### What you have to do
Reproduce the material in full, unchanged.

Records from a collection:
━━━━━━━━━━━━━━━━

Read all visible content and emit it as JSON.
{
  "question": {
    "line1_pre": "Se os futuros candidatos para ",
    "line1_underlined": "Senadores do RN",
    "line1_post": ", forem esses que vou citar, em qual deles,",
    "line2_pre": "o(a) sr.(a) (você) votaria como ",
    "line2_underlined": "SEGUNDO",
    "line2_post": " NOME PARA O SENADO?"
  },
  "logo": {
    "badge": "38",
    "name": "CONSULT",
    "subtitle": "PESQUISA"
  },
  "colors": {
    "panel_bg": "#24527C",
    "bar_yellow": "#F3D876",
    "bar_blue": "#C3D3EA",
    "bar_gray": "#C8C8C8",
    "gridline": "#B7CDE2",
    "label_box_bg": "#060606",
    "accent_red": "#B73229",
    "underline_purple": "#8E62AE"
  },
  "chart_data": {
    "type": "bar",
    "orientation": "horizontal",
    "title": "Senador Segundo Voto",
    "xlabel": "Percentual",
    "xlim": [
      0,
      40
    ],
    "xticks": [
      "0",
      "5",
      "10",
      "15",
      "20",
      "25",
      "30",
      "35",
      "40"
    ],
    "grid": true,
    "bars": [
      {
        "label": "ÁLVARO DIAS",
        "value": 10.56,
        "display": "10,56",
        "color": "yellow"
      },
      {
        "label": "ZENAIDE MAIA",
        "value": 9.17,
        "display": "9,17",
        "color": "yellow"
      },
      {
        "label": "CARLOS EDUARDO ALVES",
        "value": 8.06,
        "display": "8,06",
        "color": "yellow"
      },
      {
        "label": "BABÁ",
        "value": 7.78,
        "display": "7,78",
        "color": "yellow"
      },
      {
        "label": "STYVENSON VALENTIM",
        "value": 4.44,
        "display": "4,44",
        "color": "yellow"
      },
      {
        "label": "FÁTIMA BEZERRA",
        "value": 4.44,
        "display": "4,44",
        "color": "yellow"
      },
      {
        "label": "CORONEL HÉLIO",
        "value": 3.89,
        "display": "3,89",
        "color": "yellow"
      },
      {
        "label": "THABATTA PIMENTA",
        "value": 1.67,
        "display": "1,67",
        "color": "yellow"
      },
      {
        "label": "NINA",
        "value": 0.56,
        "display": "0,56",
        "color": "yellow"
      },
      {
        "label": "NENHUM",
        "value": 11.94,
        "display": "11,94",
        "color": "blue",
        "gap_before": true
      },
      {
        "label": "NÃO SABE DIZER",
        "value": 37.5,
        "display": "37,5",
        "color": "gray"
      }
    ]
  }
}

━━━━━━━━━━━━━━━━

### The response
Read all visible content and emit it as JSON.
{
  "question": {
    "line1_pre": "Se os futuros candidatos para ",
    "line1_underlined": "Senadores do RN",
    "line1_post": ", forem esses que vou citar, em qual deles,",
    "line2_pre": "o(a) sr.(a) (você) votaria como ",
    "line2_underlined": "SEGUNDO",
    "line2_post": " NOME PARA O SENADO?"
  },
  "logo": {
    "badge": "38",
    "name": "CONSULT",
    "subtitle": "PESQUISA"
  },
  "colors": {
    "panel_bg": "#24527C",
    "bar_yellow": "#F3D876",
    "bar_blue": "#C3D3EA",
    "bar_gray": "#C8C8C8",
    "gridline": "#B7CDE2",
    "label_box_bg": "#060606",
    "accent_red": "#B73229",
    "underline_purple": "#8E62AE"
  },
  "chart_data": {
    "type": "bar",
    "orientation": "horizontal",
    "title": "Senador Segundo Voto",
    "xlabel": "Percentual",
    "xlim": [
      0,
      40
    ],
    "xticks": [
      "0",
      "5",
      "10",
      "15",
      "20",
      "25",
      "30",
      "35",
      "40"
    ],
    "grid": true,
    "bars": [
      {
        "label": "ÁLVARO DIAS",
        "value": 10.56,
        "display": "10,56",
        "color": "yellow"
      },
      {
        "label": "ZENAIDE MAIA",
        "value": 9.17,
        "display": "9,17",
        "color": "yellow"
      },
      {
        "label": "CARLOS EDUARDO ALVES",
        "value": 8.06,
        "display": "8,06",
        "color": "yellow"
      },
      {
        "label": "BABÁ",
        "value": 7.78,
        "display": "7,78",
        "color": "yellow"
      },
      {
        "label": "STYVENSON VALENTIM",
        "value": 4.44,
        "display": "4,44",
        "color": "yellow"
      },
      {
        "label": "FÁTIMA BEZERRA",
        "value": 4.44,
        "display": "4,44",
        "color": "yellow"
      },
      {
        "label": "CORONEL HÉLIO",
        "value": 3.89,
        "display": "3,89",
        "color": "yellow"
      },
      {
        "label": "THABATTA PIMENTA",
        "value": 1.67,
        "display": "1,67",
        "color": "yellow"
      },
      {
        "label": "NINA",
        "value": 0.56,
        "display": "0,56",
        "color": "yellow"
      },
      {
        "label": "NENHUM",
        "value": 11.94,
        "display": "11,94",
        "color": "blue",
        "gap_before": true
      },
      {
        "label": "NÃO SABE DIZER",
        "value": 37.5,
        "display": "37,5",
        "color": "gray"
      }
    ]
  }
}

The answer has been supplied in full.